» Material to process
☆ ☆ ☆ ☆ ☆

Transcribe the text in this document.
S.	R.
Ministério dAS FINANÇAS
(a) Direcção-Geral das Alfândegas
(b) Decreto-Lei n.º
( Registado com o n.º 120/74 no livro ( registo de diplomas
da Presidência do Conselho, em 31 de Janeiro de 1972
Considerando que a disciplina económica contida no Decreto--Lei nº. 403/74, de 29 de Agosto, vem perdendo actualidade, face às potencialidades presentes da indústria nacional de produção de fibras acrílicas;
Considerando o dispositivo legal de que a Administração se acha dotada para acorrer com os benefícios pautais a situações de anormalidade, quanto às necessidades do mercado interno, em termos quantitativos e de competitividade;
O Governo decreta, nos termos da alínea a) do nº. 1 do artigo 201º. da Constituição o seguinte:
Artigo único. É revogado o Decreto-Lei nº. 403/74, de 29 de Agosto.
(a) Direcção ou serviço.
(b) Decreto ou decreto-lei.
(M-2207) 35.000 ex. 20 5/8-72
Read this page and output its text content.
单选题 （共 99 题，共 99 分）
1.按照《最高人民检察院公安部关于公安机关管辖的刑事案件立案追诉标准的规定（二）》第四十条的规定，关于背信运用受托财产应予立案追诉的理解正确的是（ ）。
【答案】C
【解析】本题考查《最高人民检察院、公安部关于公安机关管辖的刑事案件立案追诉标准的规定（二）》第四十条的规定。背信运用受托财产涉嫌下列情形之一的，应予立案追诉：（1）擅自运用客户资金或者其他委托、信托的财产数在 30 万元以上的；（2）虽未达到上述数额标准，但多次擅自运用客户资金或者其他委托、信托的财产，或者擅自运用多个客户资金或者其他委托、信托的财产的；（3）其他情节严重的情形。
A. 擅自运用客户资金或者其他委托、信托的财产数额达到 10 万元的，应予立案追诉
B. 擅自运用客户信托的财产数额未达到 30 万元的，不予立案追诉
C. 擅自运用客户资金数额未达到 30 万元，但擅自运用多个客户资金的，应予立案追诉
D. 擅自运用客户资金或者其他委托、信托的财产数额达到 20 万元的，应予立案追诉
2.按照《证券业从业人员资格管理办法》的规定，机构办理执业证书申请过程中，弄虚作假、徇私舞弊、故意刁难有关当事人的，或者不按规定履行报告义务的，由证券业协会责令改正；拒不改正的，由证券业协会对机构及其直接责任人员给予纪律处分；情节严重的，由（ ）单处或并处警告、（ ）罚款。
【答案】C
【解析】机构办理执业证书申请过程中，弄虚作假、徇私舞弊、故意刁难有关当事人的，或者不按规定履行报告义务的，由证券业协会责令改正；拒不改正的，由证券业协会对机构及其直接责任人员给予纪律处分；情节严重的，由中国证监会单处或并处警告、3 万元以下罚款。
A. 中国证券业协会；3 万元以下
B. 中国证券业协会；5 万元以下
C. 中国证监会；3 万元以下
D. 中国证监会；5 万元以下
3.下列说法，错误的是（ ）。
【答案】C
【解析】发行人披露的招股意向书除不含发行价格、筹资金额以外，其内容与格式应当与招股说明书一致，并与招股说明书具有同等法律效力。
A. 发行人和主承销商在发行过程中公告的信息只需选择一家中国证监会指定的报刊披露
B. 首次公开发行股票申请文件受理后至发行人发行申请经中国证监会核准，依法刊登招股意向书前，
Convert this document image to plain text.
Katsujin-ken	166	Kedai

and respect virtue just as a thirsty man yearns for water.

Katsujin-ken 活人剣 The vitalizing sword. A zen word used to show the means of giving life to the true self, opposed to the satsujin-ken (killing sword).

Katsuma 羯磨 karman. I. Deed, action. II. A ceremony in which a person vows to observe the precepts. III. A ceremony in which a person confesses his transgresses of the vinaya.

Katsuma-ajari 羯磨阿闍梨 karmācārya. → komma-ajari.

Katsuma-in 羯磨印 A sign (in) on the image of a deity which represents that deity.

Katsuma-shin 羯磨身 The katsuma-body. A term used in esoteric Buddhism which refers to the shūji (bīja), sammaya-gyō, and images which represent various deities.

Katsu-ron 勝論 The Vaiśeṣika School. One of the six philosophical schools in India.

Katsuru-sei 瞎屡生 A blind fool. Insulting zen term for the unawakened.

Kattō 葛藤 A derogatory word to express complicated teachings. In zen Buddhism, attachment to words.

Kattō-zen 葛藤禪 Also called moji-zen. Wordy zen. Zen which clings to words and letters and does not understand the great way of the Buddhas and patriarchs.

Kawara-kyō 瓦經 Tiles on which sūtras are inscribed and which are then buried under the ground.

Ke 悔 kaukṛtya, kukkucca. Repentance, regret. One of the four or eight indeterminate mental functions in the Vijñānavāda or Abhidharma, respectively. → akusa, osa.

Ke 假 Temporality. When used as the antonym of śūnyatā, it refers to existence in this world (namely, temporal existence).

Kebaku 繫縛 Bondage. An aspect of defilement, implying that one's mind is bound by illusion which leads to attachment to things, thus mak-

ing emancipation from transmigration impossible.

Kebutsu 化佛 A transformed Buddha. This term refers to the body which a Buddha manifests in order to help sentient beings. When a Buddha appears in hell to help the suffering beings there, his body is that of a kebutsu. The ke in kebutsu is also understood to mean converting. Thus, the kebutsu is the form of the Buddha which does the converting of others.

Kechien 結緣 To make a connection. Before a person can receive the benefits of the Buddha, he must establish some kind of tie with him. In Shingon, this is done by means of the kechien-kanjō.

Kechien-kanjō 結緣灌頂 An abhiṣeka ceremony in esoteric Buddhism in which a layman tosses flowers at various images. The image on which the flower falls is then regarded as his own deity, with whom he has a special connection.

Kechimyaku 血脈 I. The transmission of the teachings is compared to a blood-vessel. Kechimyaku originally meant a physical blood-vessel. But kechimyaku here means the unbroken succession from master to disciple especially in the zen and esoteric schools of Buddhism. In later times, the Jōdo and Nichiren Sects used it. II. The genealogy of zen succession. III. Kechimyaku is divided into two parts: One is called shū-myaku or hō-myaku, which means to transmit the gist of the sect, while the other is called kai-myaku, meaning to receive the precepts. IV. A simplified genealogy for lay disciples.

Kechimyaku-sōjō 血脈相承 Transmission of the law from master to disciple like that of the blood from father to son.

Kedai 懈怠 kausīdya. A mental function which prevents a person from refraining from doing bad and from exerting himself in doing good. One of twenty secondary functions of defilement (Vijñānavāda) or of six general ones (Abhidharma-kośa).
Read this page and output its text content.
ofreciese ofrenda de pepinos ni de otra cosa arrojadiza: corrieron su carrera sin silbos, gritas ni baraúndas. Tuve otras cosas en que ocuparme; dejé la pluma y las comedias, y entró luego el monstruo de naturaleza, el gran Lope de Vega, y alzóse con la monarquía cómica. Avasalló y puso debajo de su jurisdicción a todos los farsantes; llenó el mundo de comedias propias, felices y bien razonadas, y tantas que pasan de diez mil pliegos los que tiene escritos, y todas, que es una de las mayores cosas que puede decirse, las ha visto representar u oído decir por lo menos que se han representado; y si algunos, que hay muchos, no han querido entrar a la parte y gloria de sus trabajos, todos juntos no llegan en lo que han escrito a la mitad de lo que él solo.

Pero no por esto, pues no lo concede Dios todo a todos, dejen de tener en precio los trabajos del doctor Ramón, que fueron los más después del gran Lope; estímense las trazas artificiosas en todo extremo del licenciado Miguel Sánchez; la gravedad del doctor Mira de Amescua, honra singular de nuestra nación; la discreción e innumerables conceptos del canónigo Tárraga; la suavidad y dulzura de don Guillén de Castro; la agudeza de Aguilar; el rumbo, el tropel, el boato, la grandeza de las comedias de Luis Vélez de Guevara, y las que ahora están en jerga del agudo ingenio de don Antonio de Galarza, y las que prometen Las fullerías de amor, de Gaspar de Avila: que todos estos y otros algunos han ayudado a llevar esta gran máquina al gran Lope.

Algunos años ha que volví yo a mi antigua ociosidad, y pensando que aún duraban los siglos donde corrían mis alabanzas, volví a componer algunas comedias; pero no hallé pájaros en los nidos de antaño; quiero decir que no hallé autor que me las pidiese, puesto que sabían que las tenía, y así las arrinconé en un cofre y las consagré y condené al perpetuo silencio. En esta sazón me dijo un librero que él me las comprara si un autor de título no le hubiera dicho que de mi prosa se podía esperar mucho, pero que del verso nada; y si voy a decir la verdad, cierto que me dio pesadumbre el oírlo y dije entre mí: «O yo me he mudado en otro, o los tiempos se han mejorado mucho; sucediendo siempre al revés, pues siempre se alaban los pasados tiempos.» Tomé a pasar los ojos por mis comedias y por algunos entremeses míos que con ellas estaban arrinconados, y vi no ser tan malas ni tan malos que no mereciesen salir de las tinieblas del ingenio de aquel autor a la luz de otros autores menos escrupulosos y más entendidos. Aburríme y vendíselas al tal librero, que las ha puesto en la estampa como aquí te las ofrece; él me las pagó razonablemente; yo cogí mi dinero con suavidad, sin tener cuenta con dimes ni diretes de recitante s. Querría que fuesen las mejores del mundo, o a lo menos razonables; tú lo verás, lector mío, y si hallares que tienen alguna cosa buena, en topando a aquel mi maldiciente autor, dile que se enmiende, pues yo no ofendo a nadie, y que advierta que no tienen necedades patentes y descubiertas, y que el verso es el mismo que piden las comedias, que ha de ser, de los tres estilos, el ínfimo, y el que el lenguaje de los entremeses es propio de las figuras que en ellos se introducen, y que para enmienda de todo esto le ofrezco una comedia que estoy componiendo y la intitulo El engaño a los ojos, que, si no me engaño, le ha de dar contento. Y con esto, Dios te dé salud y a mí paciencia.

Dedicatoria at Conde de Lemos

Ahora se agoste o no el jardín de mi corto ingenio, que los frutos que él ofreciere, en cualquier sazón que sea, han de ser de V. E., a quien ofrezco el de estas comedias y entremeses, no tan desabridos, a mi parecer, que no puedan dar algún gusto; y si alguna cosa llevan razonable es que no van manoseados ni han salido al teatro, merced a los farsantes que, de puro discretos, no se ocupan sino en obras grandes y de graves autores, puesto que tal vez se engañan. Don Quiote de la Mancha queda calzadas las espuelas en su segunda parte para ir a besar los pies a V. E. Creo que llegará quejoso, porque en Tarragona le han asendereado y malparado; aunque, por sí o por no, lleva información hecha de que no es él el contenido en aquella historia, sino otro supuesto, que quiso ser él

☆ ☆ ☆ ☆ ☆

» Task brief
Locate all lines that include the word "机构办理执业证书申请过程中" and copy them out.

» Finished exercise
2.按照《证券业从业人员资格管理办法》的规定，机构办理执业证书申请过程中，弄虚作假、徇私舞弊、故意刁难有关当事人的，或者不按规定履行报告义务的，由证券业协会责令改正；拒不改正的，由证券业协会对机构及其直接责任人员给予纪律处分；情节严重的，由（ ）单处或并处警告、（ ）罚款。
【解析】机构办理执业证书申请过程中，弄虚作假、徇私舞弊、故意刁难有关当事人的，或者不按规定履行报告义务的，由证券业协会责令改正；拒不改正的，由证券业协会对机构及其直接责任人员给予纪律处分；情节严重的，由中国证监会单处或并处警告、3 万元以下罚款。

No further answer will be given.